### Problem to solve
Return the material exactly as supplied, apart from the pictures, which are omitted.

### Data lines
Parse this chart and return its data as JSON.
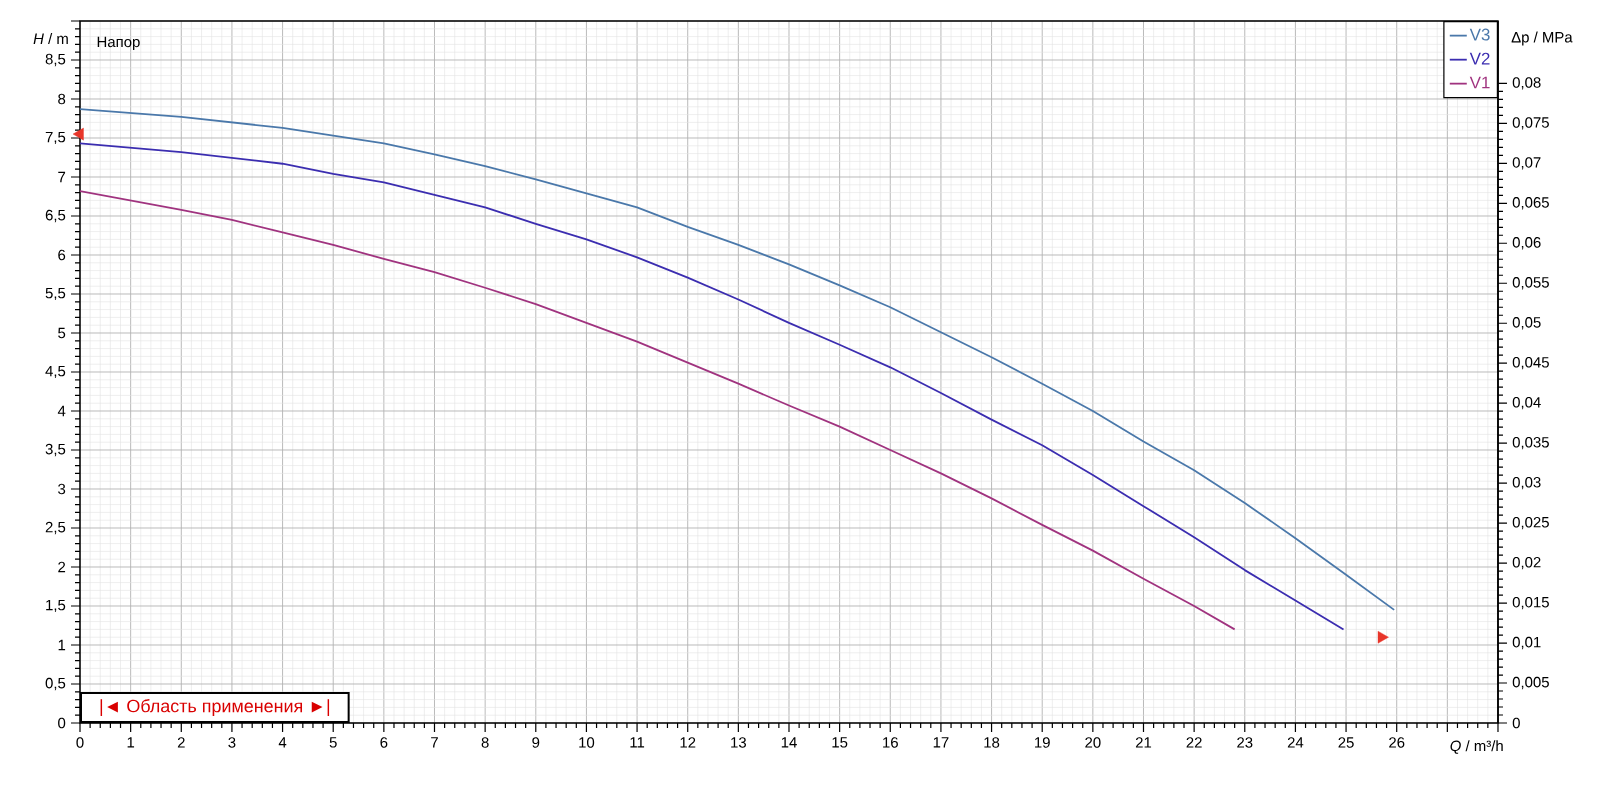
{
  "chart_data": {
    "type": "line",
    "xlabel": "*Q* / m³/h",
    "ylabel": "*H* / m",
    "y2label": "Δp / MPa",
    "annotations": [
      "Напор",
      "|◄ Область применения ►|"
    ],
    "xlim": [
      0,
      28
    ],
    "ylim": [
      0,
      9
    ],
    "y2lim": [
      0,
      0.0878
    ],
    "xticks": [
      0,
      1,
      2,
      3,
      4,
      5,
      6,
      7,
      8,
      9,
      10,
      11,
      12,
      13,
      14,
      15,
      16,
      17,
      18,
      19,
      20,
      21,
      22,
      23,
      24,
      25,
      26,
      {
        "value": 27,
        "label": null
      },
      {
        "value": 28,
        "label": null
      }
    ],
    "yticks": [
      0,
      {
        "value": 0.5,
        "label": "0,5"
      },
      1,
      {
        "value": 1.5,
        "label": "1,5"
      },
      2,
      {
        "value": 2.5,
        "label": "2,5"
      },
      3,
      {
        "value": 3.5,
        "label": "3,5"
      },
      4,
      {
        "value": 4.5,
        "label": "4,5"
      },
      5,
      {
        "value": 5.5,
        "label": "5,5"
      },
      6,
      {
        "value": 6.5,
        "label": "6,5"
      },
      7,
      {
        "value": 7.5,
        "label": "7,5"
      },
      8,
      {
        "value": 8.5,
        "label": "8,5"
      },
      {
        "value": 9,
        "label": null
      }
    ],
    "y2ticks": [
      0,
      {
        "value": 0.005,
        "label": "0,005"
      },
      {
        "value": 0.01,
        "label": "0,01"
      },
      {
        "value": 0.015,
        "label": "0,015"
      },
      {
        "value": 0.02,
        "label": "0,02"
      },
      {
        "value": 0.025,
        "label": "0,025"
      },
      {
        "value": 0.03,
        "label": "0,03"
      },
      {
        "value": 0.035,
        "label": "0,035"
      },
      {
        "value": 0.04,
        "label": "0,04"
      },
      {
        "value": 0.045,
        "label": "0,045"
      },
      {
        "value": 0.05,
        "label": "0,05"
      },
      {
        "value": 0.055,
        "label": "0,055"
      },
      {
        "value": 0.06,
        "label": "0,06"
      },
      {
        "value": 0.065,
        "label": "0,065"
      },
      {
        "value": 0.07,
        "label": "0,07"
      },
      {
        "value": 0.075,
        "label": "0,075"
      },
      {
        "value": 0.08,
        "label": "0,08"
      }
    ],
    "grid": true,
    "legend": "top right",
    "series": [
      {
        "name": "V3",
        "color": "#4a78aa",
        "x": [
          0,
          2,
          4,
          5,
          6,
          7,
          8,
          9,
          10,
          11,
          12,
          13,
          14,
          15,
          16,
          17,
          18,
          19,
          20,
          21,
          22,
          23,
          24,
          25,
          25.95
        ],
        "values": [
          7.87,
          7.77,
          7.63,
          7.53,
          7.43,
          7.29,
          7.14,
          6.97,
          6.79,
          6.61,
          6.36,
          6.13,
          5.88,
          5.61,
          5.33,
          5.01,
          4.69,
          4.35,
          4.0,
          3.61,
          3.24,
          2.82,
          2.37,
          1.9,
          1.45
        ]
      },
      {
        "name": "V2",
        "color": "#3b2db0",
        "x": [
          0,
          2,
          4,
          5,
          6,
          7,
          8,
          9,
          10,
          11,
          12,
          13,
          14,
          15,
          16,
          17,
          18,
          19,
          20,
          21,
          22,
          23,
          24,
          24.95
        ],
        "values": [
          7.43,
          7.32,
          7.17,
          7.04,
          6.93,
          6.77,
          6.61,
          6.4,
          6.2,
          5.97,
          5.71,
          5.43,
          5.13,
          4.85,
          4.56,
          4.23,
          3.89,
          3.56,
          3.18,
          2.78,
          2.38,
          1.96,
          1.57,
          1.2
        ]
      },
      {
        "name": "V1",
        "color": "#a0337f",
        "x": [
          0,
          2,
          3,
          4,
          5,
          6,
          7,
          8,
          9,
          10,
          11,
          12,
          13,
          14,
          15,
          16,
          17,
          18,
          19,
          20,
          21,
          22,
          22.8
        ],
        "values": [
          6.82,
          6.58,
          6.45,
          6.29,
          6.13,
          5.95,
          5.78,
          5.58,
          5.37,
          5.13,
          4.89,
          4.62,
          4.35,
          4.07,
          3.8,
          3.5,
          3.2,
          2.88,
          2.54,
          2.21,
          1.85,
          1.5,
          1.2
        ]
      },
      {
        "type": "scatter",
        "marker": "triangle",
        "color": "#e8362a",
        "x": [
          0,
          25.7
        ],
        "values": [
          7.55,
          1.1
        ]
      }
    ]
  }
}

### Correct answer
Parse this chart and return its data as JSON.
{
  "chart_data": {
    "type": "line",
    "xlabel": "*Q* / m³/h",
    "ylabel": "*H* / m",
    "y2label": "Δp / MPa",
    "annotations": [
      "Напор",
      "|◄ Область применения ►|"
    ],
    "xlim": [
      0,
      28
    ],
    "ylim": [
      0,
      9
    ],
    "y2lim": [
      0,
      0.0878
    ],
    "xticks": [
      0,
      1,
      2,
      3,
      4,
      5,
      6,
      7,
      8,
      9,
      10,
      11,
      12,
      13,
      14,
      15,
      16,
      17,
      18,
      19,
      20,
      21,
      22,
      23,
      24,
      25,
      26,
      {
        "value": 27,
        "label": null
      },
      {
        "value": 28,
        "label": null
      }
    ],
    "yticks": [
      0,
      {
        "value": 0.5,
        "label": "0,5"
      },
      1,
      {
        "value": 1.5,
        "label": "1,5"
      },
      2,
      {
        "value": 2.5,
        "label": "2,5"
      },
      3,
      {
        "value": 3.5,
        "label": "3,5"
      },
      4,
      {
        "value": 4.5,
        "label": "4,5"
      },
      5,
      {
        "value": 5.5,
        "label": "5,5"
      },
      6,
      {
        "value": 6.5,
        "label": "6,5"
      },
      7,
      {
        "value": 7.5,
        "label": "7,5"
      },
      8,
      {
        "value": 8.5,
        "label": "8,5"
      },
      {
        "value": 9,
        "label": null
      }
    ],
    "y2ticks": [
      0,
      {
        "value": 0.005,
        "label": "0,005"
      },
      {
        "value": 0.01,
        "label": "0,01"
      },
      {
        "value": 0.015,
        "label": "0,015"
      },
      {
        "value": 0.02,
        "label": "0,02"
      },
      {
        "value": 0.025,
        "label": "0,025"
      },
      {
        "value": 0.03,
        "label": "0,03"
      },
      {
        "value": 0.035,
        "label": "0,035"
      },
      {
        "value": 0.04,
        "label": "0,04"
      },
      {
        "value": 0.045,
        "label": "0,045"
      },
      {
        "value": 0.05,
        "label": "0,05"
      },
      {
        "value": 0.055,
        "label": "0,055"
      },
      {
        "value": 0.06,
        "label": "0,06"
      },
      {
        "value": 0.065,
        "label": "0,065"
      },
      {
        "value": 0.07,
        "label": "0,07"
      },
      {
        "value": 0.075,
        "label": "0,075"
      },
      {
        "value": 0.08,
        "label": "0,08"
      }
    ],
    "grid": true,
    "legend": "top right",
    "series": [
      {
        "name": "V3",
        "color": "#4a78aa",
        "x": [
          0,
          2,
          4,
          5,
          6,
          7,
          8,
          9,
          10,
          11,
          12,
          13,
          14,
          15,
          16,
          17,
          18,
          19,
          20,
          21,
          22,
          23,
          24,
          25,
          25.95
        ],
        "values": [
          7.87,
          7.77,
          7.63,
          7.53,
          7.43,
          7.29,
          7.14,
          6.97,
          6.79,
          6.61,
          6.36,
          6.13,
          5.88,
          5.61,
          5.33,
          5.01,
          4.69,
          4.35,
          4.0,
          3.61,
          3.24,
          2.82,
          2.37,
          1.9,
          1.45
        ]
      },
      {
        "name": "V2",
        "color": "#3b2db0",
        "x": [
          0,
          2,
          4,
          5,
          6,
          7,
          8,
          9,
          10,
          11,
          12,
          13,
          14,
          15,
          16,
          17,
          18,
          19,
          20,
          21,
          22,
          23,
          24,
          24.95
        ],
        "values": [
          7.43,
          7.32,
          7.17,
          7.04,
          6.93,
          6.77,
          6.61,
          6.4,
          6.2,
          5.97,
          5.71,
          5.43,
          5.13,
          4.85,
          4.56,
          4.23,
          3.89,
          3.56,
          3.18,
          2.78,
          2.38,
          1.96,
          1.57,
          1.2
        ]
      },
      {
        "name": "V1",
        "color": "#a0337f",
        "x": [
          0,
          2,
          3,
          4,
          5,
          6,
          7,
          8,
          9,
          10,
          11,
          12,
          13,
          14,
          15,
          16,
          17,
          18,
          19,
          20,
          21,
          22,
          22.8
        ],
        "values": [
          6.82,
          6.58,
          6.45,
          6.29,
          6.13,
          5.95,
          5.78,
          5.58,
          5.37,
          5.13,
          4.89,
          4.62,
          4.35,
          4.07,
          3.8,
          3.5,
          3.2,
          2.88,
          2.54,
          2.21,
          1.85,
          1.5,
          1.2
        ]
      },
      {
        "type": "scatter",
        "marker": "triangle",
        "color": "#e8362a",
        "x": [
          0,
          25.7
        ],
        "values": [
          7.55,
          1.1
        ]
      }
    ]
  }
}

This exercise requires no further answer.